Aim of the exercise: Return the lines below that carry the word "time".

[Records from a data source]
★ ★ ★ ★

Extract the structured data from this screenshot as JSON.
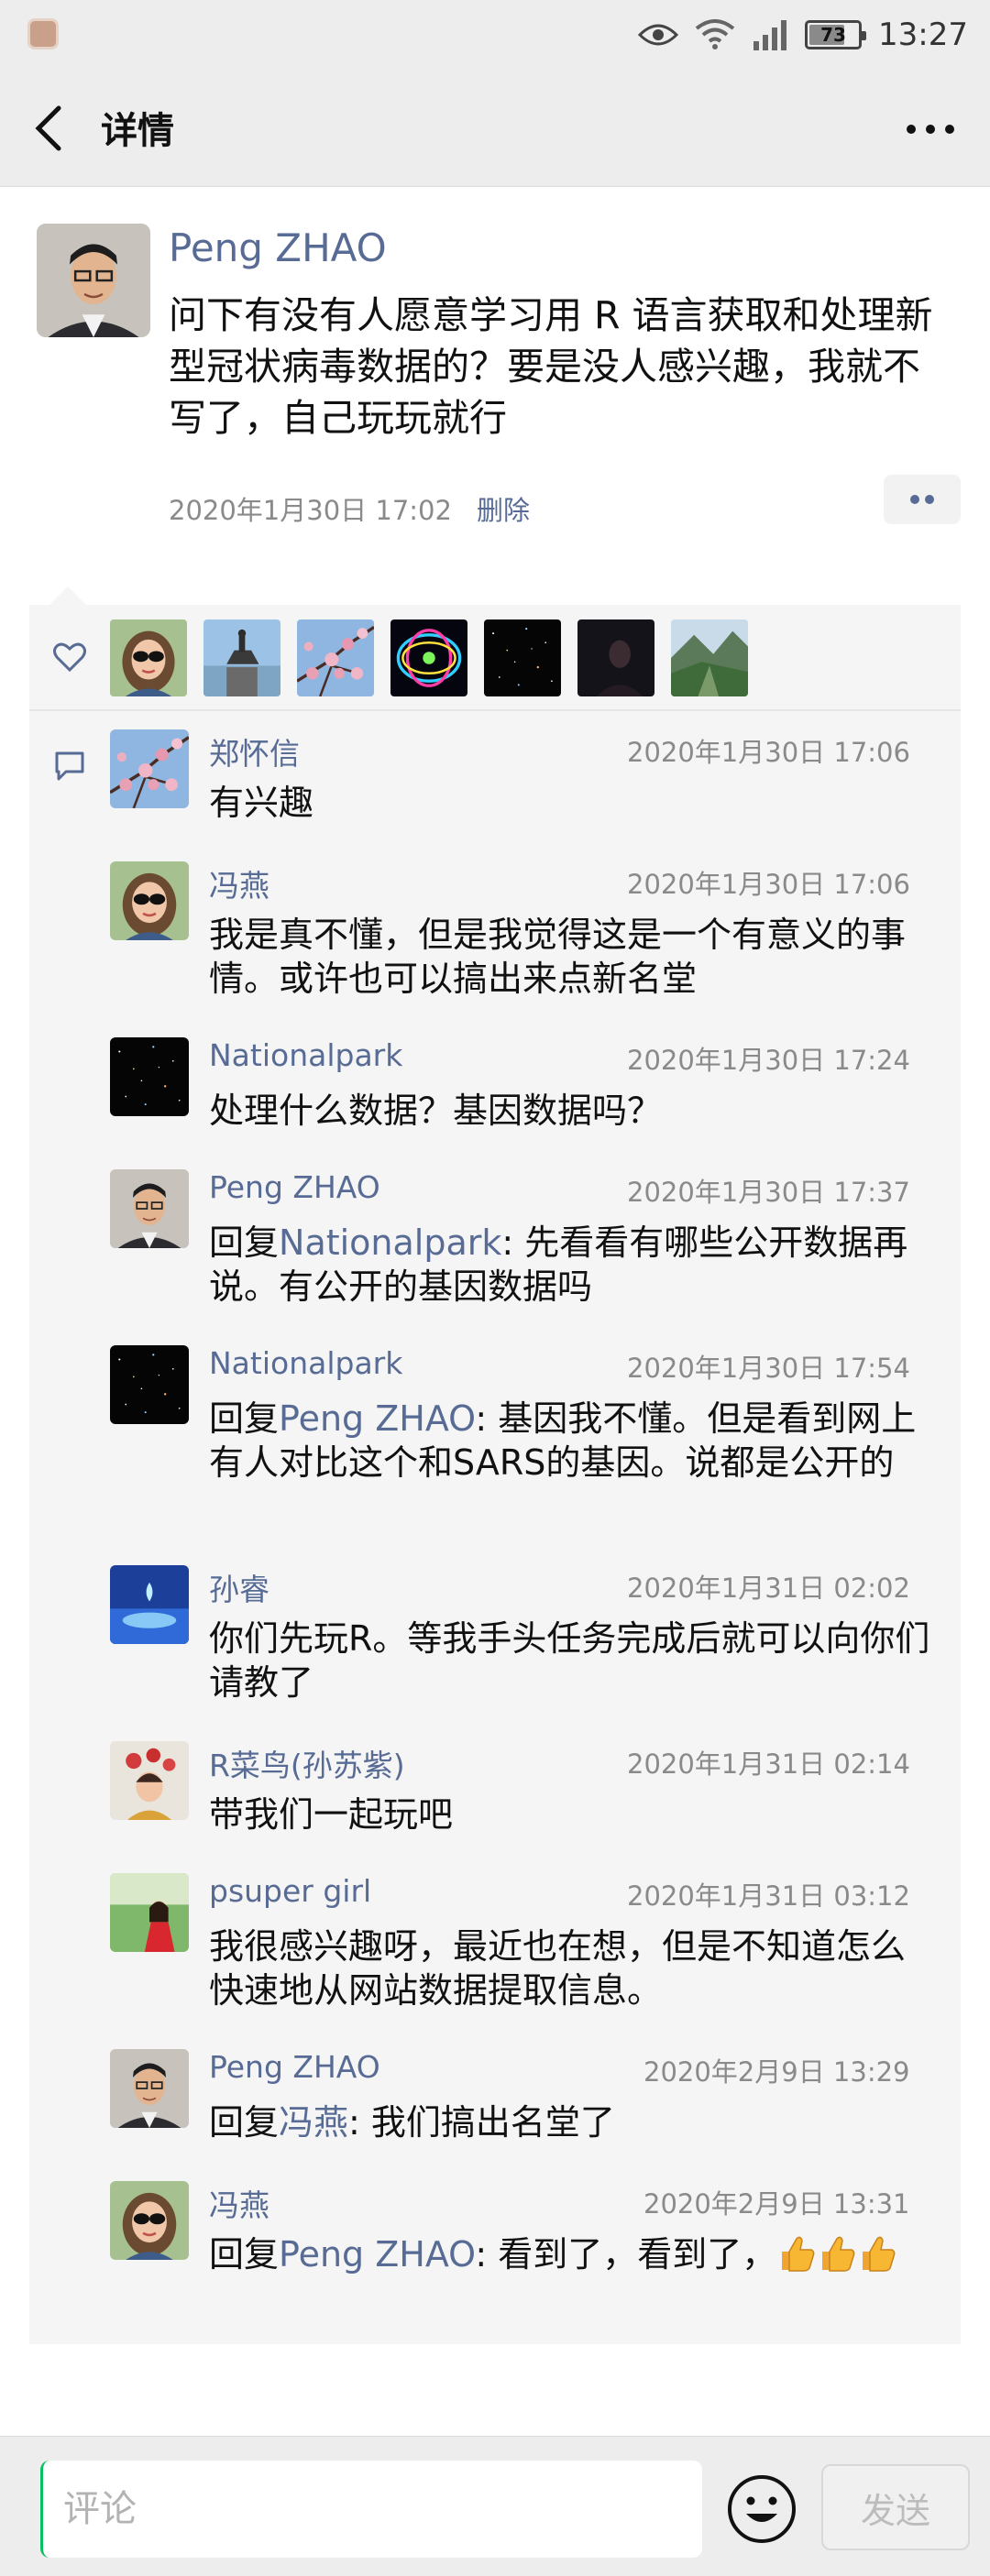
{
  "status_bar": {
    "time": "13:27",
    "battery": "73",
    "battery_fraction": 0.73
  },
  "header": {
    "title": "详情"
  },
  "post": {
    "author": "Peng ZHAO",
    "text": "问下有没有人愿意学习用 R 语言获取和处理新型冠状病毒数据的？要是没人感兴趣，我就不写了，自己玩玩就行",
    "time": "2020年1月30日 17:02",
    "delete_label": "删除"
  },
  "likes": {
    "avatars": [
      "avatar-sunglasses-woman",
      "avatar-equestrian-statue",
      "avatar-plum-blossom",
      "avatar-neon-rings",
      "avatar-starfield",
      "avatar-dark-portrait",
      "avatar-mountain-valley"
    ]
  },
  "comments": [
    {
      "name": "郑怀信",
      "time": "2020年1月30日 17:06",
      "text": "有兴趣",
      "avatar": "avatar-plum-blossom"
    },
    {
      "name": "冯燕",
      "time": "2020年1月30日 17:06",
      "text": "我是真不懂，但是我觉得这是一个有意义的事情。或许也可以搞出来点新名堂",
      "avatar": "avatar-sunglasses-woman"
    },
    {
      "name": "Nationalpark",
      "time": "2020年1月30日 17:24",
      "text": "处理什么数据？基因数据吗？",
      "avatar": "avatar-starfield"
    },
    {
      "name": "Peng ZHAO",
      "time": "2020年1月30日 17:37",
      "reply_prefix": "回复",
      "reply_to": "Nationalpark",
      "text": ": 先看看有哪些公开数据再说。有公开的基因数据吗",
      "avatar": "avatar-man-glasses"
    },
    {
      "name": "Nationalpark",
      "time": "2020年1月30日 17:54",
      "reply_prefix": "回复",
      "reply_to": "Peng ZHAO",
      "text": ": 基因我不懂。但是看到网上有人对比这个和SARS的基因。说都是公开的",
      "avatar": "avatar-starfield"
    },
    {
      "name": "孙睿",
      "time": "2020年1月31日 02:02",
      "text": "你们先玩R。等我手头任务完成后就可以向你们请教了",
      "avatar": "avatar-blue-water"
    },
    {
      "name": "R菜鸟(孙苏紫)",
      "time": "2020年1月31日 02:14",
      "text": "带我们一起玩吧",
      "avatar": "avatar-child-red"
    },
    {
      "name": "psuper girl",
      "time": "2020年1月31日 03:12",
      "text": "我很感兴趣呀，最近也在想，但是不知道怎么快速地从网站数据提取信息。",
      "avatar": "avatar-girl-garden"
    },
    {
      "name": "Peng ZHAO",
      "time": "2020年2月9日 13:29",
      "reply_prefix": "回复",
      "reply_to": "冯燕",
      "text": ": 我们搞出名堂了",
      "avatar": "avatar-man-glasses"
    },
    {
      "name": "冯燕",
      "time": "2020年2月9日 13:31",
      "reply_prefix": "回复",
      "reply_to": "Peng ZHAO",
      "text": ": 看到了，看到了，",
      "emoji": [
        "thumbs-up-icon",
        "thumbs-up-icon",
        "thumbs-up-icon"
      ],
      "avatar": "avatar-sunglasses-woman"
    }
  ],
  "bottom_bar": {
    "placeholder": "评论",
    "send_label": "发送"
  },
  "colors": {
    "link": "#576b95",
    "panel": "#f5f5f5",
    "bar": "#ededed",
    "accent": "#07c160"
  }
}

★ ★ ★ ★

Task answer:
    "time": "13:27",
    "time": "2020年1月30日 17:02",
      "time": "2020年1月30日 17:06",
      "time": "2020年1月30日 17:06",
      "time": "2020年1月30日 17:24",
      "time": "2020年1月30日 17:37",
      "time": "2020年1月30日 17:54",
      "time": "2020年1月31日 02:02",
      "time": "2020年1月31日 02:14",
      "time": "2020年1月31日 03:12",
      "time": "2020年2月9日 13:29",
      "time": "2020年2月9日 13:31",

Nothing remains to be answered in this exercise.